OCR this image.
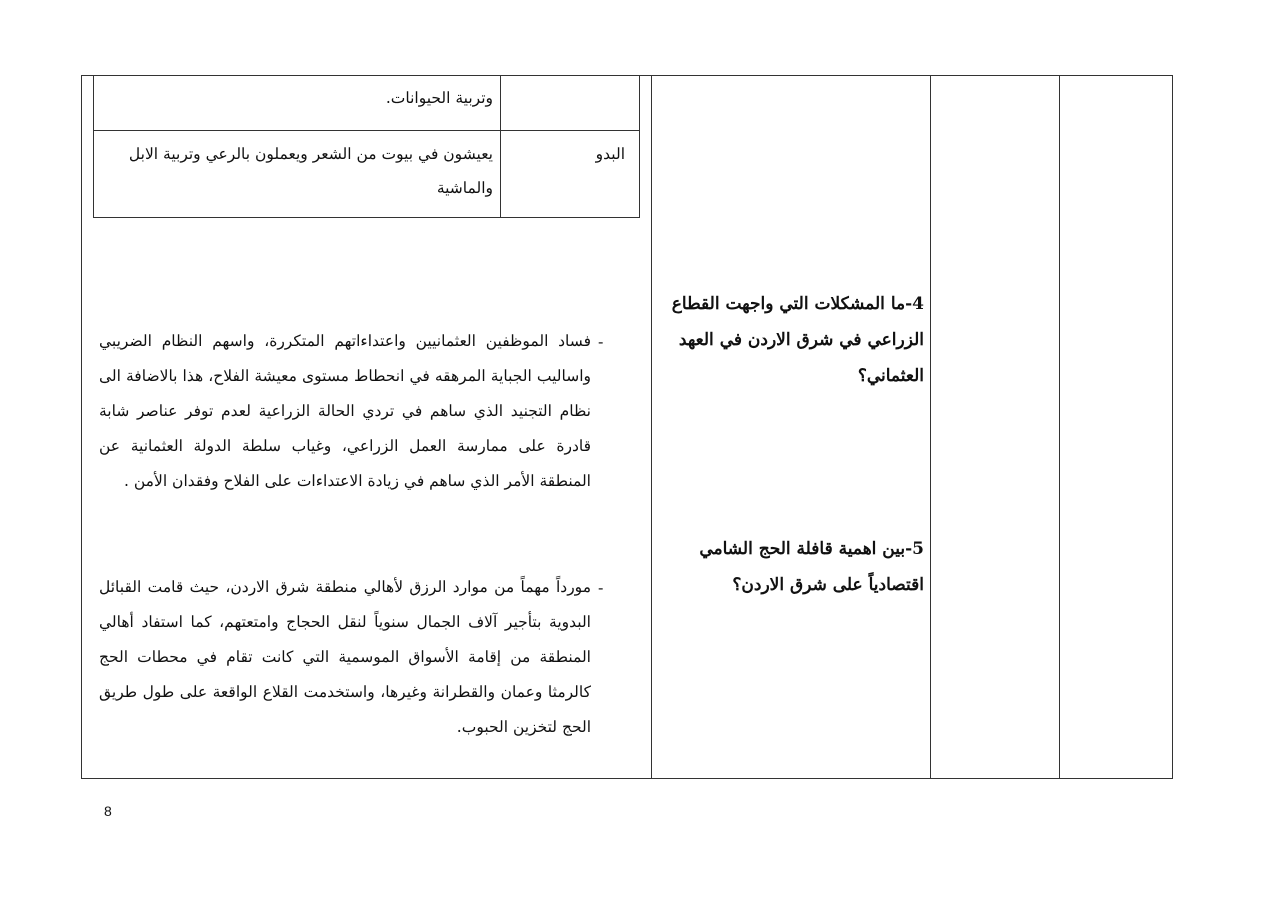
وتربية الحيوانات.
البدو
يعيشون في بيوت من الشعر ويعملون بالرعي وتربية الابل والماشية
4-ما المشكلات التي واجهت القطاع الزراعي في شرق الاردن في العهد العثماني؟
-
فساد الموظفين العثمانيين واعتداءاتهم المتكررة، واسهم النظام الضريبي واساليب الجباية المرهقه في انحطاط مستوى معيشة الفلاح، هذا بالاضافة الى نظام التجنيد الذي ساهم في تردي الحالة الزراعية لعدم توفر عناصر شابة قادرة على ممارسة العمل الزراعي، وغياب سلطة الدولة العثمانية عن المنطقة الأمر الذي ساهم في زيادة الاعتداءات على الفلاح وفقدان الأمن .
5-بين اهمية قافلة الحج الشامي اقتصادياً على شرق الاردن؟
-
مورداً مهماً من موارد الرزق لأهالي منطقة شرق الاردن، حيث قامت القبائل البدوية بتأجير آلاف الجمال سنوياً لنقل الحجاج وامتعتهم، كما استفاد أهالي المنطقة من إقامة الأسواق الموسمية التي كانت تقام في محطات الحج كالرمثا وعمان والقطرانة وغيرها، واستخدمت القلاع الواقعة على طول طريق الحج لتخزين الحبوب.
8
--------------------
— What needs to be done —
Copy the material above in full and exactly, skipping pictures.

— Exercise response —
OCR this image.
وتربية الحيوانات.
البدو
يعيشون في بيوت من الشعر ويعملون بالرعي وتربية الابل والماشية
4-ما المشكلات التي واجهت القطاع الزراعي في شرق الاردن في العهد العثماني؟
-
فساد الموظفين العثمانيين واعتداءاتهم المتكررة، واسهم النظام الضريبي واساليب الجباية المرهقه في انحطاط مستوى معيشة الفلاح، هذا بالاضافة الى نظام التجنيد الذي ساهم في تردي الحالة الزراعية لعدم توفر عناصر شابة قادرة على ممارسة العمل الزراعي، وغياب سلطة الدولة العثمانية عن المنطقة الأمر الذي ساهم في زيادة الاعتداءات على الفلاح وفقدان الأمن .
5-بين اهمية قافلة الحج الشامي اقتصادياً على شرق الاردن؟
-
مورداً مهماً من موارد الرزق لأهالي منطقة شرق الاردن، حيث قامت القبائل البدوية بتأجير آلاف الجمال سنوياً لنقل الحجاج وامتعتهم، كما استفاد أهالي المنطقة من إقامة الأسواق الموسمية التي كانت تقام في محطات الحج كالرمثا وعمان والقطرانة وغيرها، واستخدمت القلاع الواقعة على طول طريق الحج لتخزين الحبوب.
8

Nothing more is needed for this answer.